> [Written problem] The listing below is the input. Say how many of its lines contain "principi", giving the number alone.

> [Input]
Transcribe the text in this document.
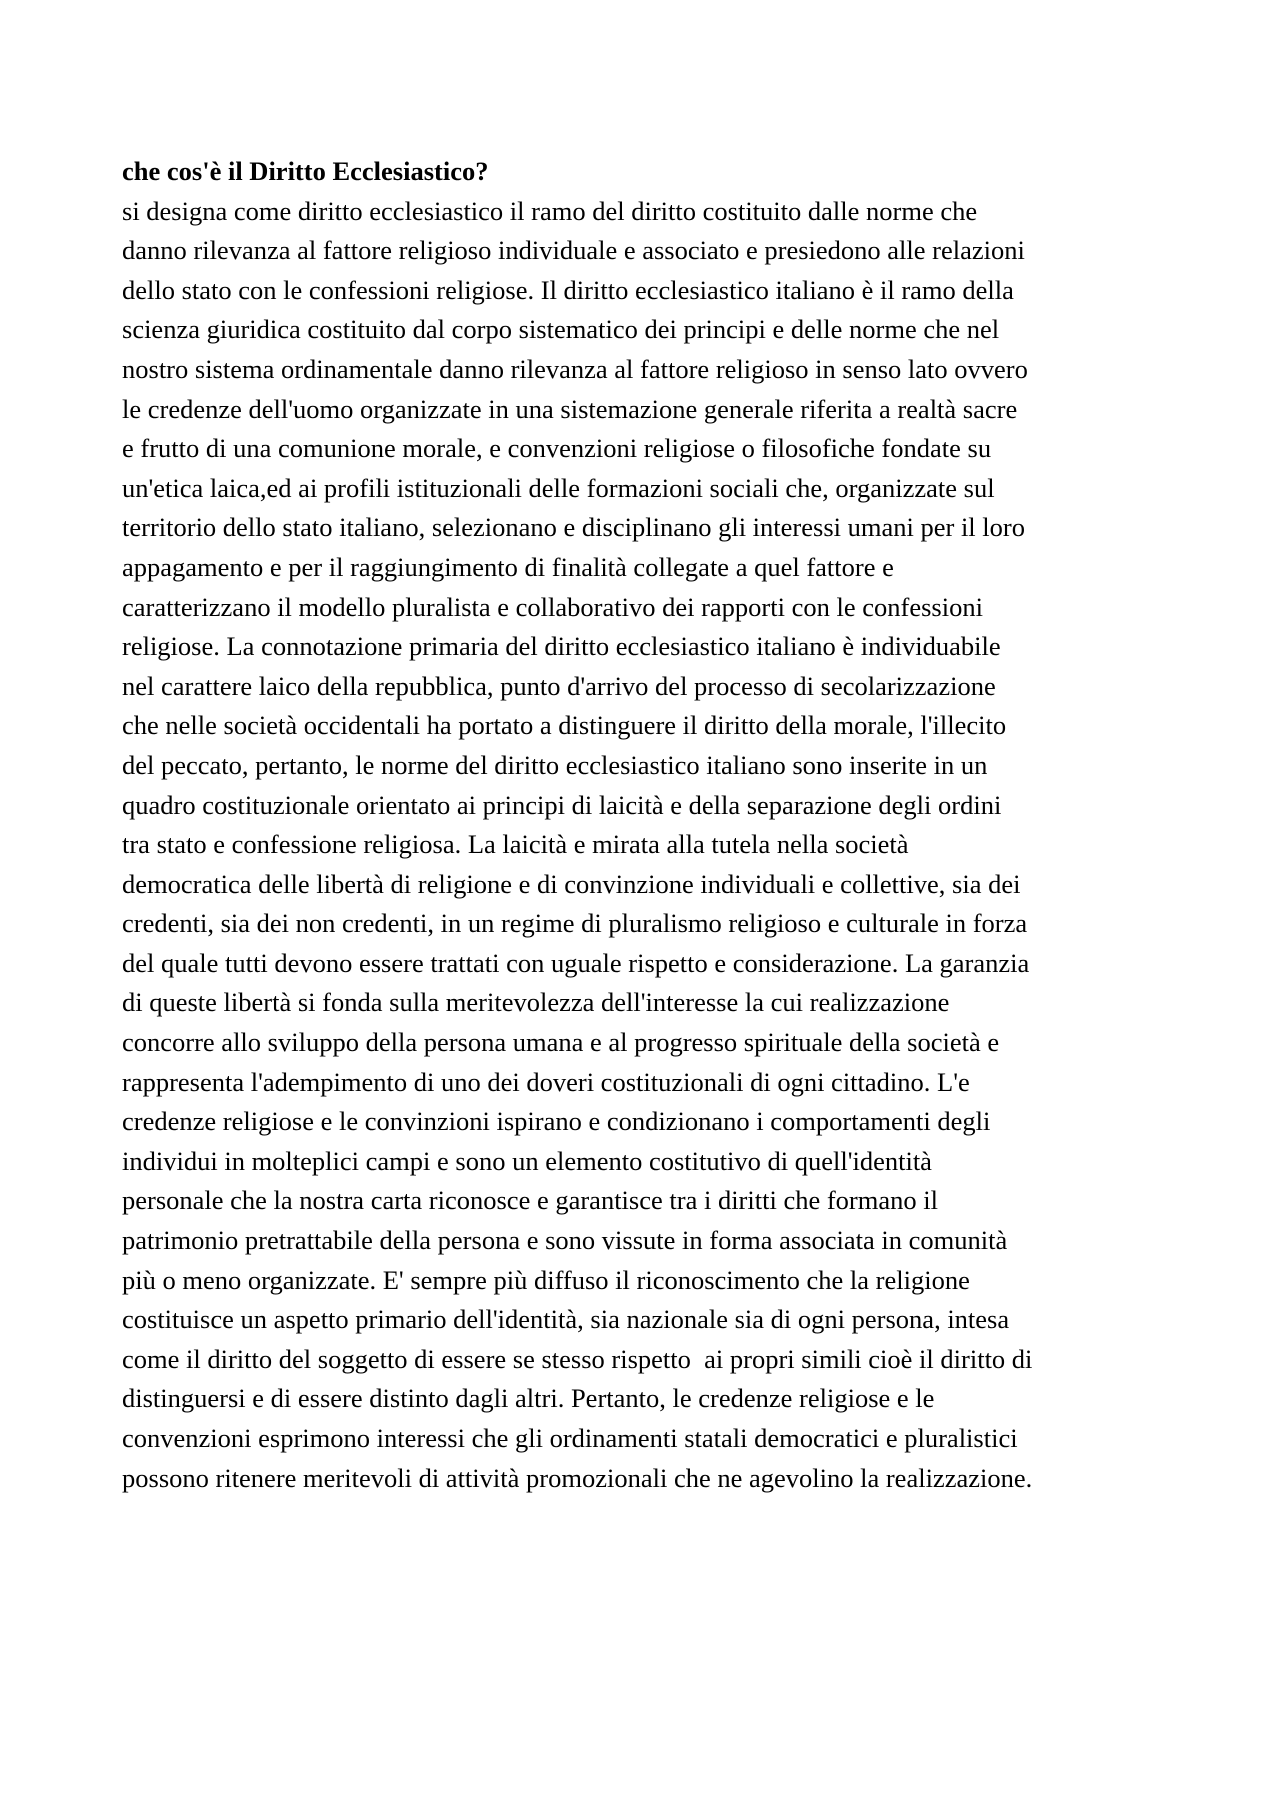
che cos'è il Diritto Ecclesiastico?

si designa come diritto ecclesiastico il ramo del diritto costituito dalle norme che

danno rilevanza al fattore religioso individuale e associato e presiedono alle relazioni

dello stato con le confessioni religiose. Il diritto ecclesiastico italiano è il ramo della

scienza giuridica costituito dal corpo sistematico dei principi e delle norme che nel

nostro sistema ordinamentale danno rilevanza al fattore religioso in senso lato ovvero

le credenze dell'uomo organizzate in una sistemazione generale riferita a realtà sacre

e frutto di una comunione morale, e convenzioni religiose o filosofiche fondate su

un'etica laica,ed ai profili istituzionali delle formazioni sociali che, organizzate sul

territorio dello stato italiano, selezionano e disciplinano gli interessi umani per il loro

appagamento e per il raggiungimento di finalità collegate a quel fattore e

caratterizzano il modello pluralista e collaborativo dei rapporti con le confessioni

religiose. La connotazione primaria del diritto ecclesiastico italiano è individuabile

nel carattere laico della repubblica, punto d'arrivo del processo di secolarizzazione

che nelle società occidentali ha portato a distinguere il diritto della morale, l'illecito

del peccato, pertanto, le norme del diritto ecclesiastico italiano sono inserite in un

quadro costituzionale orientato ai principi di laicità e della separazione degli ordini

tra stato e confessione religiosa. La laicità e mirata alla tutela nella società

democratica delle libertà di religione e di convinzione individuali e collettive, sia dei

credenti, sia dei non credenti, in un regime di pluralismo religioso e culturale in forza

del quale tutti devono essere trattati con uguale rispetto e considerazione. La garanzia

di queste libertà si fonda sulla meritevolezza dell'interesse la cui realizzazione

concorre allo sviluppo della persona umana e al progresso spirituale della società e

rappresenta l'adempimento di uno dei doveri costituzionali di ogni cittadino. L'e

credenze religiose e le convinzioni ispirano e condizionano i comportamenti degli

individui in molteplici campi e sono un elemento costitutivo di quell'identità

personale che la nostra carta riconosce e garantisce tra i diritti che formano il

patrimonio pretrattabile della persona e sono vissute in forma associata in comunità

più o meno organizzate. E' sempre più diffuso il riconoscimento che la religione

costituisce un aspetto primario dell'identità, sia nazionale sia di ogni persona, intesa

come il diritto del soggetto di essere se stesso rispetto  ai propri simili cioè il diritto di

distinguersi e di essere distinto dagli altri. Pertanto, le credenze religiose e le

convenzioni esprimono interessi che gli ordinamenti statali democratici e pluralistici

possono ritenere meritevoli di attività promozionali che ne agevolino la realizzazione.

> [Answer to the task] 2